TASK REQUIREMENTS: Pick out all lines with the word "image" from the records that follow.
══ SUPPLIED ENTRIES
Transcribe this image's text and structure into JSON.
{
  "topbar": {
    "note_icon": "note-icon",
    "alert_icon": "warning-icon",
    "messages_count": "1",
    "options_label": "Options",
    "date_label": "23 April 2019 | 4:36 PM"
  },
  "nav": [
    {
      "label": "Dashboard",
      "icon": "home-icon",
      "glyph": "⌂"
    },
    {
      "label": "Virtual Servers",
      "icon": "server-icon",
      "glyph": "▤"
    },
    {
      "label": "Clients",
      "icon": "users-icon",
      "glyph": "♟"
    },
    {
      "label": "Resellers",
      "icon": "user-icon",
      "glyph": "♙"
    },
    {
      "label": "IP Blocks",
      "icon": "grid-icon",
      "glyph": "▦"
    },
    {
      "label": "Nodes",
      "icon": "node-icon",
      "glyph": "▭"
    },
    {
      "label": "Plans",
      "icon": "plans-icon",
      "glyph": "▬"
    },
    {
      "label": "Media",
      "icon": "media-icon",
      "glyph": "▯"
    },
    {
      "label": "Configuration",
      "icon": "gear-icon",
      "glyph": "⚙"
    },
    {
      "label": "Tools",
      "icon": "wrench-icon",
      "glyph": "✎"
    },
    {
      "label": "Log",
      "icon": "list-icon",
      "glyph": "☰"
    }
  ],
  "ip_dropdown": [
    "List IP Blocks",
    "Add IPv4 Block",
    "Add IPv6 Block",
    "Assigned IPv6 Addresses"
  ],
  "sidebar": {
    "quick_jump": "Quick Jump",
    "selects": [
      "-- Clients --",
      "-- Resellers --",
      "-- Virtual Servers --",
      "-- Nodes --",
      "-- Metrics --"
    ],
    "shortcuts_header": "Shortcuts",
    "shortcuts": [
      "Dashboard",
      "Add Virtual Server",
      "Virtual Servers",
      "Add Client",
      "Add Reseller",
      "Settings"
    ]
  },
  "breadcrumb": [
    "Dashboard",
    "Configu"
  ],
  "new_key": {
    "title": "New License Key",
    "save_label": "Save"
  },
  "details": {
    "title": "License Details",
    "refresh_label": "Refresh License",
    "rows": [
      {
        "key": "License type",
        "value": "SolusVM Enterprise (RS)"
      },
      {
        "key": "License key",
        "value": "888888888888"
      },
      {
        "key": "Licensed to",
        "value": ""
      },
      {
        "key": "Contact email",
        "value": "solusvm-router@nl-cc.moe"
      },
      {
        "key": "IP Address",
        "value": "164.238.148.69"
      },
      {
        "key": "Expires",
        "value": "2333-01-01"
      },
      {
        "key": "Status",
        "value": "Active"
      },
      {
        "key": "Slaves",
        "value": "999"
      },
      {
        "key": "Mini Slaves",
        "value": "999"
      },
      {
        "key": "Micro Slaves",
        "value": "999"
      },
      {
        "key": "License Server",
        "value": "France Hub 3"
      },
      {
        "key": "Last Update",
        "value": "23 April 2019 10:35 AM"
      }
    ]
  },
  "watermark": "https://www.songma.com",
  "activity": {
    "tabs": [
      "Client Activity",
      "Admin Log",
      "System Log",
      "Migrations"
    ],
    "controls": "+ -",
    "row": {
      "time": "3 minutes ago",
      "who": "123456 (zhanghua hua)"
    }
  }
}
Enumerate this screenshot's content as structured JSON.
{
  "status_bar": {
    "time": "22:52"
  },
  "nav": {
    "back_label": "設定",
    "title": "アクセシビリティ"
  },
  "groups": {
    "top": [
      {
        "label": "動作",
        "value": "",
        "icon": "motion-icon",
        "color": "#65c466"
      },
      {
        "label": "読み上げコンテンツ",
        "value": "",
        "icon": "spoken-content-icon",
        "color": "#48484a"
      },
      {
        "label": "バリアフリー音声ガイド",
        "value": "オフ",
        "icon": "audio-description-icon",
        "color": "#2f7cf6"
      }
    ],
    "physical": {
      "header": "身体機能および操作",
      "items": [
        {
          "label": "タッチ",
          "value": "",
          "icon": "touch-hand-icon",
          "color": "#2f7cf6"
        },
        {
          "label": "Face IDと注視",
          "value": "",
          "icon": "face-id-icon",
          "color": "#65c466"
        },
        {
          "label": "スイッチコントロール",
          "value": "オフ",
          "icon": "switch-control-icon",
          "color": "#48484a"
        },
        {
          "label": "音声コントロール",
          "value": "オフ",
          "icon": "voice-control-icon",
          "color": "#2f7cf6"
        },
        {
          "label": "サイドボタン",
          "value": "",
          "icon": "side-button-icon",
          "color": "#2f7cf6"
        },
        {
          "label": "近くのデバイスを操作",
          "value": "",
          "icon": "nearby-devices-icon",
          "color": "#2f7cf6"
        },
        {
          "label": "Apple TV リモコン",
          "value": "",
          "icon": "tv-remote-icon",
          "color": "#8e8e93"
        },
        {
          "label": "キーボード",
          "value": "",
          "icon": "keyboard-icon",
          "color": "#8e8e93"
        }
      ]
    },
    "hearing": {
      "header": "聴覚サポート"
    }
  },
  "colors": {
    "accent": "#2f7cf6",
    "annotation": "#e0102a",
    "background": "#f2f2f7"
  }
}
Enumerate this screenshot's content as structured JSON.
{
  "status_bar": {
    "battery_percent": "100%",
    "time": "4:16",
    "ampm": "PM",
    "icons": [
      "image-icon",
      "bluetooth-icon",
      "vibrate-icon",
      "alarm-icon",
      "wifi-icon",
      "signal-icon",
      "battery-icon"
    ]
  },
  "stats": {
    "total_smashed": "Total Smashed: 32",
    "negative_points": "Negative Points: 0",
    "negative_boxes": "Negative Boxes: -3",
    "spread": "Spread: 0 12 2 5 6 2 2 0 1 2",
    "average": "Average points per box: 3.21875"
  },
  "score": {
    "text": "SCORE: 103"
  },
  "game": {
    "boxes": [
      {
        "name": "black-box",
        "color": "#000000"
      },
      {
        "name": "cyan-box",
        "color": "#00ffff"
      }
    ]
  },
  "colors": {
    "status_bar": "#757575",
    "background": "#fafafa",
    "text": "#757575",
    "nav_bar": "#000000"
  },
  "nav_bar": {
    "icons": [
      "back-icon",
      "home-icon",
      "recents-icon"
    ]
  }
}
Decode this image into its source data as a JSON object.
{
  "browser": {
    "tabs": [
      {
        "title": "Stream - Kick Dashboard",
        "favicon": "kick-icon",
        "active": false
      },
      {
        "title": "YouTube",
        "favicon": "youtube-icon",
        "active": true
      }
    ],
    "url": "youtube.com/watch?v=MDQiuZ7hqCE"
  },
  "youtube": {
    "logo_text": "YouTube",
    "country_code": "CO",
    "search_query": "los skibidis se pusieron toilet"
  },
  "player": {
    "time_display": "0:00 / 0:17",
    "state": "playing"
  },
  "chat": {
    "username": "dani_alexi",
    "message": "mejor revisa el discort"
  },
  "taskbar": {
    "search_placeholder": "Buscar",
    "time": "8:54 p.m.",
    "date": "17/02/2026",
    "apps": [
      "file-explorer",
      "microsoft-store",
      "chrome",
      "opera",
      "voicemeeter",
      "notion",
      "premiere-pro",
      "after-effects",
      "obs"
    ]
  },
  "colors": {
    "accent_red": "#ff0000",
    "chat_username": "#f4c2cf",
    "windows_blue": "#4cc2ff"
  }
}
════
ANSWER TO THIS EXERCISE:
Transcribe this image's text and structure into JSON.
      "image-icon",
Decode this image into its source data as a JSON object.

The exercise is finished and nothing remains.